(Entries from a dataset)
_ _ _ _
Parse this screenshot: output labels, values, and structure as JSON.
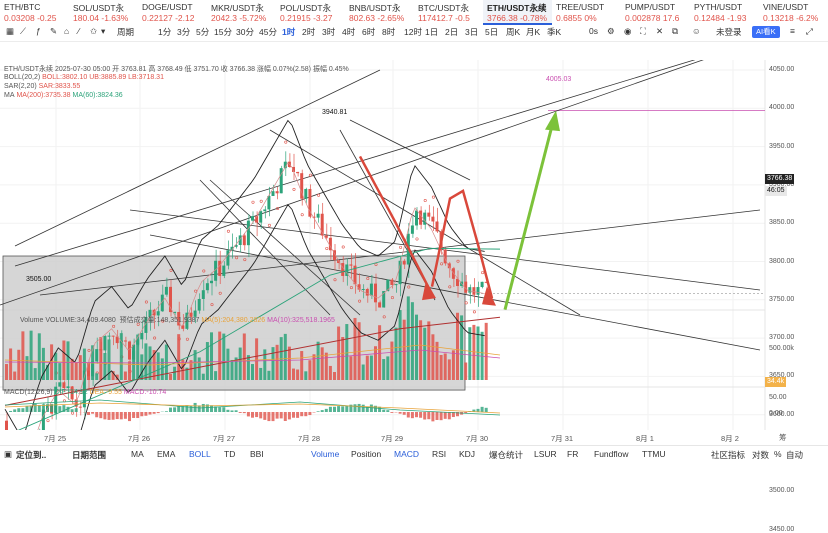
{
  "tickers": [
    {
      "name": "ETH/BTC",
      "price": "0.03208 -0.25"
    },
    {
      "name": "SOL/USDT永",
      "price": "180.04 -1.63%"
    },
    {
      "name": "DOGE/USDT",
      "price": "0.22127 -2.12"
    },
    {
      "name": "MKR/USDT永",
      "price": "2042.3 -5.72%"
    },
    {
      "name": "POL/USDT永",
      "price": "0.21915 -3.27"
    },
    {
      "name": "BNB/USDT永",
      "price": "802.63 -2.65%"
    },
    {
      "name": "BTC/USDT永",
      "price": "117412.7 -0.5"
    },
    {
      "name": "ETH/USDT永续",
      "price": "3766.38 -0.78%"
    },
    {
      "name": "TREE/USDT",
      "price": "0.6855 0%"
    },
    {
      "name": "PUMP/USDT",
      "price": "0.002878 17.6"
    },
    {
      "name": "PYTH/USDT",
      "price": "0.12484 -1.93"
    },
    {
      "name": "VINE/USDT",
      "price": "0.13218 -6.2%"
    }
  ],
  "toolbar": {
    "left_items": [
      "分时",
      "1分",
      "3分",
      "5分",
      "15分",
      "30分",
      "45分",
      "1时",
      "2时",
      "3时",
      "4时",
      "6时",
      "8时",
      "12时",
      "1日",
      "2日",
      "3日",
      "5日",
      "周K",
      "月K",
      "季K"
    ],
    "selected": "1时",
    "period_label": "周期",
    "right_labels": [
      "0s",
      "未登录"
    ],
    "ai_label": "AI看K",
    "icon_names": [
      "grid-icon",
      "draw-icon",
      "fx-icon",
      "pen-icon",
      "star-icon",
      "dollar-icon",
      "settings-icon",
      "camera-icon",
      "fullscreen-icon",
      "close-icon"
    ]
  },
  "legend": {
    "symbol_line": "ETH/USDT永续  2025-07-30 05:00  开 3763.81  高 3768.49  低 3751.70  收 3766.38  涨幅 0.07%(2.58)  振幅 0.45%",
    "boll": "BOLL(20,2)",
    "boll_vals": "BOLL:3802.10  UB:3885.89  LB:3718.31",
    "sar_label": "SAR(2,20)",
    "sar_val": "SAR:3833.55",
    "ma_label": "MA",
    "ma200": "MA(200):3735.38",
    "ma60": "MA(60):3824.36"
  },
  "annotations": {
    "high": "3940.81",
    "low": "3505.00",
    "target": "4005.03"
  },
  "price_axis": [
    "4050.00",
    "4000.00",
    "3950.00",
    "3900.00",
    "3850.00",
    "3800.00",
    "3750.00",
    "3700.00",
    "3650.00",
    "3600.00",
    "3550.00",
    "3500.00",
    "3450.00"
  ],
  "price_tag": {
    "value": "3766.38",
    "countdown": "46:05"
  },
  "volume": {
    "title": "Volume",
    "value": "VOLUME:34,409.4080",
    "estimated": "预估成交量:148,351.9387",
    "ma5": "MA(5):204,380.2826",
    "ma10": "MA(10):325,518.1965",
    "axis_label": "500.00k",
    "tag": "34.4k"
  },
  "macd": {
    "title": "MACD(12,26,9)",
    "dif": "DIF:-14.92",
    "dea": "DEA:-9.55",
    "macd": "MACD:-10.74",
    "axis": [
      "50.00",
      "0.00"
    ]
  },
  "time_axis": [
    "7月 25",
    "7月 26",
    "7月 27",
    "7月 28",
    "7月 29",
    "7月 30",
    "7月 31",
    "8月 1",
    "8月 2"
  ],
  "time_axis_right": "筹",
  "bottom_bar": {
    "left": [
      "定位到..",
      "日期范围"
    ],
    "indicators": [
      "MA",
      "EMA",
      "BOLL",
      "TD",
      "BBI",
      "Volume",
      "Position",
      "MACD",
      "RSI",
      "KDJ",
      "爆仓统计",
      "LSUR",
      "FR",
      "Fundflow",
      "TTMU"
    ],
    "selected": [
      "BOLL",
      "Volume",
      "MACD"
    ],
    "right": [
      "社区指标",
      "对数",
      "%",
      "自动"
    ]
  },
  "colors": {
    "up": "#2ca37a",
    "down": "#e0544b",
    "accent": "#2b5fd9",
    "arrow_green": "#7cc23a",
    "arrow_red": "#d9483b"
  }
}
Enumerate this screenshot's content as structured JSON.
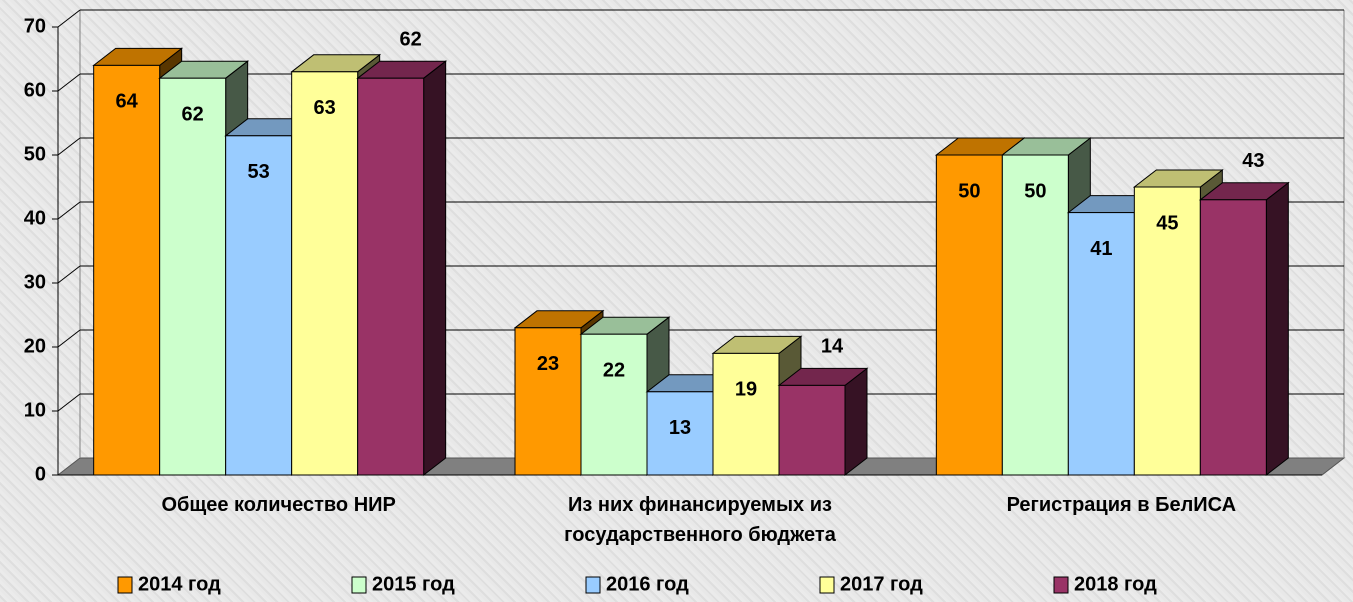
{
  "chart_data": {
    "type": "bar3d",
    "categories": [
      "Общее количество НИР",
      "Из них финансируемых из государственного бюджета",
      "Регистрация в БелИСА"
    ],
    "series": [
      {
        "name": "2014 год",
        "color": "#ff9900",
        "values": [
          64,
          23,
          50
        ]
      },
      {
        "name": "2015 год",
        "color": "#ccffcc",
        "values": [
          62,
          22,
          50
        ]
      },
      {
        "name": "2016 год",
        "color": "#99ccff",
        "values": [
          53,
          13,
          41
        ]
      },
      {
        "name": "2017 год",
        "color": "#ffff99",
        "values": [
          63,
          19,
          45
        ]
      },
      {
        "name": "2018 год",
        "color": "#993366",
        "values": [
          62,
          14,
          43
        ]
      }
    ],
    "ylim": [
      0,
      70
    ],
    "yticks": [
      0,
      10,
      20,
      30,
      40,
      50,
      60,
      70
    ],
    "grid": true,
    "legend": "bottom"
  }
}
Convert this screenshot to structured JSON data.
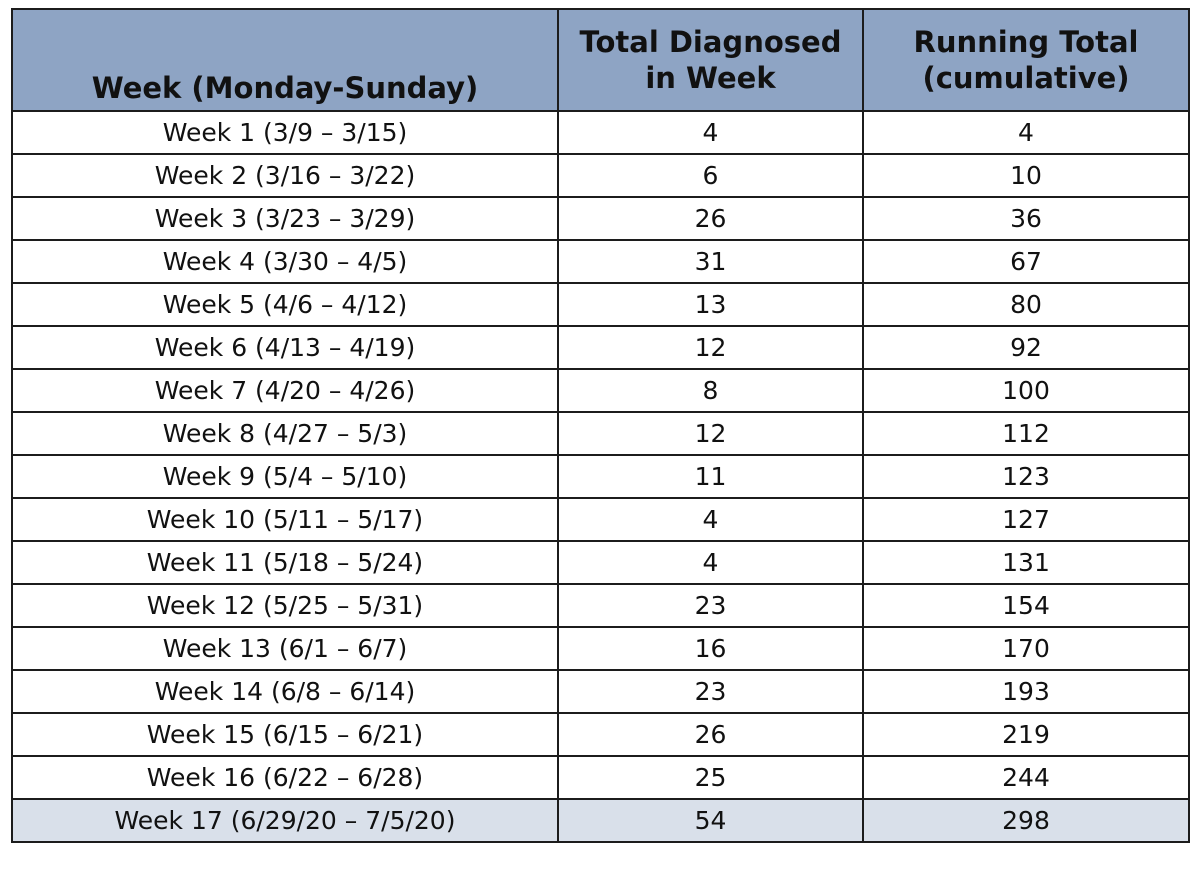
{
  "table": {
    "headers": {
      "week": "Week (Monday-Sunday)",
      "total_line1": "Total Diagnosed",
      "total_line2": "in Week",
      "running_line1": "Running Total",
      "running_line2": "(cumulative)"
    },
    "rows": [
      {
        "week": "Week 1 (3/9 – 3/15)",
        "total": "4",
        "running": "4"
      },
      {
        "week": "Week 2 (3/16 – 3/22)",
        "total": "6",
        "running": "10"
      },
      {
        "week": "Week 3 (3/23 – 3/29)",
        "total": "26",
        "running": "36"
      },
      {
        "week": "Week 4 (3/30 – 4/5)",
        "total": "31",
        "running": "67"
      },
      {
        "week": "Week 5 (4/6 – 4/12)",
        "total": "13",
        "running": "80"
      },
      {
        "week": "Week 6 (4/13 – 4/19)",
        "total": "12",
        "running": "92"
      },
      {
        "week": "Week 7 (4/20 – 4/26)",
        "total": "8",
        "running": "100"
      },
      {
        "week": "Week 8 (4/27 – 5/3)",
        "total": "12",
        "running": "112"
      },
      {
        "week": "Week 9 (5/4 – 5/10)",
        "total": "11",
        "running": "123"
      },
      {
        "week": "Week 10 (5/11 – 5/17)",
        "total": "4",
        "running": "127"
      },
      {
        "week": "Week 11 (5/18 – 5/24)",
        "total": "4",
        "running": "131"
      },
      {
        "week": "Week 12 (5/25 – 5/31)",
        "total": "23",
        "running": "154"
      },
      {
        "week": "Week 13 (6/1 – 6/7)",
        "total": "16",
        "running": "170"
      },
      {
        "week": "Week 14 (6/8 – 6/14)",
        "total": "23",
        "running": "193"
      },
      {
        "week": "Week 15 (6/15 – 6/21)",
        "total": "26",
        "running": "219"
      },
      {
        "week": "Week 16 (6/22 – 6/28)",
        "total": "25",
        "running": "244"
      },
      {
        "week": "Week 17 (6/29/20 – 7/5/20)",
        "total": "54",
        "running": "298"
      }
    ],
    "colors": {
      "header_bg": "#8ea4c4",
      "highlight_row_bg": "#d9e0ea",
      "border": "#1c1c1c"
    }
  }
}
_ _ _ _
## Stated problem:
Repeat the material exactly as it reads, without any of its pictures.

## Result of this task:
Parse this screenshot: output labels, values, and structure as JSON.
{
  "tickers": [
    {
      "name": "ETH/BTC",
      "price": "0.03208 -0.25"
    },
    {
      "name": "SOL/USDT永",
      "price": "180.04 -1.63%"
    },
    {
      "name": "DOGE/USDT",
      "price": "0.22127 -2.12"
    },
    {
      "name": "MKR/USDT永",
      "price": "2042.3 -5.72%"
    },
    {
      "name": "POL/USDT永",
      "price": "0.21915 -3.27"
    },
    {
      "name": "BNB/USDT永",
      "price": "802.63 -2.65%"
    },
    {
      "name": "BTC/USDT永",
      "price": "117412.7 -0.5"
    },
    {
      "name": "ETH/USDT永续",
      "price": "3766.38 -0.78%"
    },
    {
      "name": "TREE/USDT",
      "price": "0.6855 0%"
    },
    {
      "name": "PUMP/USDT",
      "price": "0.002878 17.6"
    },
    {
      "name": "PYTH/USDT",
      "price": "0.12484 -1.93"
    },
    {
      "name": "VINE/USDT",
      "price": "0.13218 -6.2%"
    }
  ],
  "toolbar": {
    "left_items": [
      "分时",
      "1分",
      "3分",
      "5分",
      "15分",
      "30分",
      "45分",
      "1时",
      "2时",
      "3时",
      "4时",
      "6时",
      "8时",
      "12时",
      "1日",
      "2日",
      "3日",
      "5日",
      "周K",
      "月K",
      "季K"
    ],
    "selected": "1时",
    "period_label": "周期",
    "right_labels": [
      "0s",
      "未登录"
    ],
    "ai_label": "AI看K",
    "icon_names": [
      "grid-icon",
      "draw-icon",
      "fx-icon",
      "pen-icon",
      "star-icon",
      "dollar-icon",
      "settings-icon",
      "camera-icon",
      "fullscreen-icon",
      "close-icon"
    ]
  },
  "legend": {
    "symbol_line": "ETH/USDT永续  2025-07-30 05:00  开 3763.81  高 3768.49  低 3751.70  收 3766.38  涨幅 0.07%(2.58)  振幅 0.45%",
    "boll": "BOLL(20,2)",
    "boll_vals": "BOLL:3802.10  UB:3885.89  LB:3718.31",
    "sar_label": "SAR(2,20)",
    "sar_val": "SAR:3833.55",
    "ma_label": "MA",
    "ma200": "MA(200):3735.38",
    "ma60": "MA(60):3824.36"
  },
  "annotations": {
    "high": "3940.81",
    "low": "3505.00",
    "target": "4005.03"
  },
  "price_axis": [
    "4050.00",
    "4000.00",
    "3950.00",
    "3900.00",
    "3850.00",
    "3800.00",
    "3750.00",
    "3700.00",
    "3650.00",
    "3600.00",
    "3550.00",
    "3500.00",
    "3450.00"
  ],
  "price_tag": {
    "value": "3766.38",
    "countdown": "46:05"
  },
  "volume": {
    "title": "Volume",
    "value": "VOLUME:34,409.4080",
    "estimated": "预估成交量:148,351.9387",
    "ma5": "MA(5):204,380.2826",
    "ma10": "MA(10):325,518.1965",
    "axis_label": "500.00k",
    "tag": "34.4k"
  },
  "macd": {
    "title": "MACD(12,26,9)",
    "dif": "DIF:-14.92",
    "dea": "DEA:-9.55",
    "macd": "MACD:-10.74",
    "axis": [
      "50.00",
      "0.00"
    ]
  },
  "time_axis": [
    "7月 25",
    "7月 26",
    "7月 27",
    "7月 28",
    "7月 29",
    "7月 30",
    "7月 31",
    "8月 1",
    "8月 2"
  ],
  "time_axis_right": "筹",
  "bottom_bar": {
    "left": [
      "定位到..",
      "日期范围"
    ],
    "indicators": [
      "MA",
      "EMA",
      "BOLL",
      "TD",
      "BBI",
      "Volume",
      "Position",
      "MACD",
      "RSI",
      "KDJ",
      "爆仓统计",
      "LSUR",
      "FR",
      "Fundflow",
      "TTMU"
    ],
    "selected": [
      "BOLL",
      "Volume",
      "MACD"
    ],
    "right": [
      "社区指标",
      "对数",
      "%",
      "自动"
    ]
  },
  "colors": {
    "up": "#2ca37a",
    "down": "#e0544b",
    "accent": "#2b5fd9",
    "arrow_green": "#7cc23a",
    "arrow_red": "#d9483b"
  }
}
Enumerate this screenshot's content as structured JSON.
{
  "chart_data": {
    "type": "bar3d",
    "categories": [
      "Общее количество НИР",
      "Из них финансируемых из государственного бюджета",
      "Регистрация в БелИСА"
    ],
    "series": [
      {
        "name": "2014 год",
        "color": "#ff9900",
        "values": [
          64,
          23,
          50
        ]
      },
      {
        "name": "2015 год",
        "color": "#ccffcc",
        "values": [
          62,
          22,
          50
        ]
      },
      {
        "name": "2016 год",
        "color": "#99ccff",
        "values": [
          53,
          13,
          41
        ]
      },
      {
        "name": "2017 год",
        "color": "#ffff99",
        "values": [
          63,
          19,
          45
        ]
      },
      {
        "name": "2018 год",
        "color": "#993366",
        "values": [
          62,
          14,
          43
        ]
      }
    ],
    "ylim": [
      0,
      70
    ],
    "yticks": [
      0,
      10,
      20,
      30,
      40,
      50,
      60,
      70
    ],
    "grid": true,
    "legend": "bottom"
  }
}
Convert this screenshot to structured JSON data.
{
  "table": {
    "headers": {
      "week": "Week (Monday-Sunday)",
      "total_line1": "Total Diagnosed",
      "total_line2": "in Week",
      "running_line1": "Running Total",
      "running_line2": "(cumulative)"
    },
    "rows": [
      {
        "week": "Week 1 (3/9 – 3/15)",
        "total": "4",
        "running": "4"
      },
      {
        "week": "Week 2 (3/16 – 3/22)",
        "total": "6",
        "running": "10"
      },
      {
        "week": "Week 3 (3/23 – 3/29)",
        "total": "26",
        "running": "36"
      },
      {
        "week": "Week 4 (3/30 – 4/5)",
        "total": "31",
        "running": "67"
      },
      {
        "week": "Week 5 (4/6 – 4/12)",
        "total": "13",
        "running": "80"
      },
      {
        "week": "Week 6 (4/13 – 4/19)",
        "total": "12",
        "running": "92"
      },
      {
        "week": "Week 7 (4/20 – 4/26)",
        "total": "8",
        "running": "100"
      },
      {
        "week": "Week 8 (4/27 – 5/3)",
        "total": "12",
        "running": "112"
      },
      {
        "week": "Week 9 (5/4 – 5/10)",
        "total": "11",
        "running": "123"
      },
      {
        "week": "Week 10 (5/11 – 5/17)",
        "total": "4",
        "running": "127"
      },
      {
        "week": "Week 11 (5/18 – 5/24)",
        "total": "4",
        "running": "131"
      },
      {
        "week": "Week 12 (5/25 – 5/31)",
        "total": "23",
        "running": "154"
      },
      {
        "week": "Week 13 (6/1 – 6/7)",
        "total": "16",
        "running": "170"
      },
      {
        "week": "Week 14 (6/8 – 6/14)",
        "total": "23",
        "running": "193"
      },
      {
        "week": "Week 15 (6/15 – 6/21)",
        "total": "26",
        "running": "219"
      },
      {
        "week": "Week 16 (6/22 – 6/28)",
        "total": "25",
        "running": "244"
      },
      {
        "week": "Week 17 (6/29/20 – 7/5/20)",
        "total": "54",
        "running": "298"
      }
    ],
    "colors": {
      "header_bg": "#8ea4c4",
      "highlight_row_bg": "#d9e0ea",
      "border": "#1c1c1c"
    }
  }
}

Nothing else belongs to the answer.